## Listed records

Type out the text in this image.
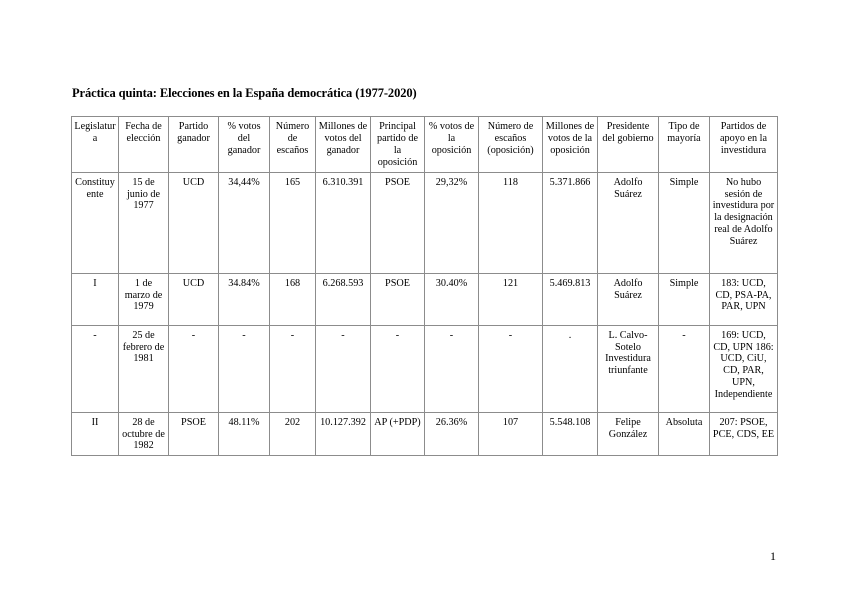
Práctica quinta: Elecciones en la España democrática (1977-2020)
Legislatura	Fecha de elección	Partido ganador	% votos del ganador	Número de escaños	Millones de votos del ganador	Principal partido de la oposición	% votos de la oposición	Número de escaños (oposición)	Millones de votos de la oposición	Presidente del gobierno	Tipo de mayoría	Partidos de apoyo en la investidura
Constituyente	15 de junio de 1977	UCD	34,44%	165	6.310.391	PSOE	29,32%	118	5.371.866	Adolfo Suárez	Simple	No hubo sesión de investidura por la designación real de Adolfo Suárez
I	1 de marzo de 1979	UCD	34.84%	168	6.268.593	PSOE	30.40%	121	5.469.813	Adolfo Suárez	Simple	183: UCD, CD, PSA-PA, PAR, UPN
-	25 de febrero de 1981	-	-	-	-	-	-	-	.	L. Calvo-Sotelo Investidura triunfante	-	169: UCD, CD, UPN 186: UCD, CiU, CD, PAR, UPN, Independiente
II	28 de octubre de 1982	PSOE	48.11%	202	10.127.392	AP (+PDP)	26.36%	107	5.548.108	Felipe González	Absoluta	207: PSOE, PCE, CDS, EE
1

## Instructions for the task
Write every record out again exactly; no pictures belong in the copy.

## Exercise result
Type out the text in this image.
Práctica quinta: Elecciones en la España democrática (1977-2020)
Legislatura	Fecha de elección	Partido ganador	% votos del ganador	Número de escaños	Millones de votos del ganador	Principal partido de la oposición	% votos de la oposición	Número de escaños (oposición)	Millones de votos de la oposición	Presidente del gobierno	Tipo de mayoría	Partidos de apoyo en la investidura
Constituyente	15 de junio de 1977	UCD	34,44%	165	6.310.391	PSOE	29,32%	118	5.371.866	Adolfo Suárez	Simple	No hubo sesión de investidura por la designación real de Adolfo Suárez
I	1 de marzo de 1979	UCD	34.84%	168	6.268.593	PSOE	30.40%	121	5.469.813	Adolfo Suárez	Simple	183: UCD, CD, PSA-PA, PAR, UPN
-	25 de febrero de 1981	-	-	-	-	-	-	-	.	L. Calvo-Sotelo Investidura triunfante	-	169: UCD, CD, UPN 186: UCD, CiU, CD, PAR, UPN, Independiente
II	28 de octubre de 1982	PSOE	48.11%	202	10.127.392	AP (+PDP)	26.36%	107	5.548.108	Felipe González	Absoluta	207: PSOE, PCE, CDS, EE
1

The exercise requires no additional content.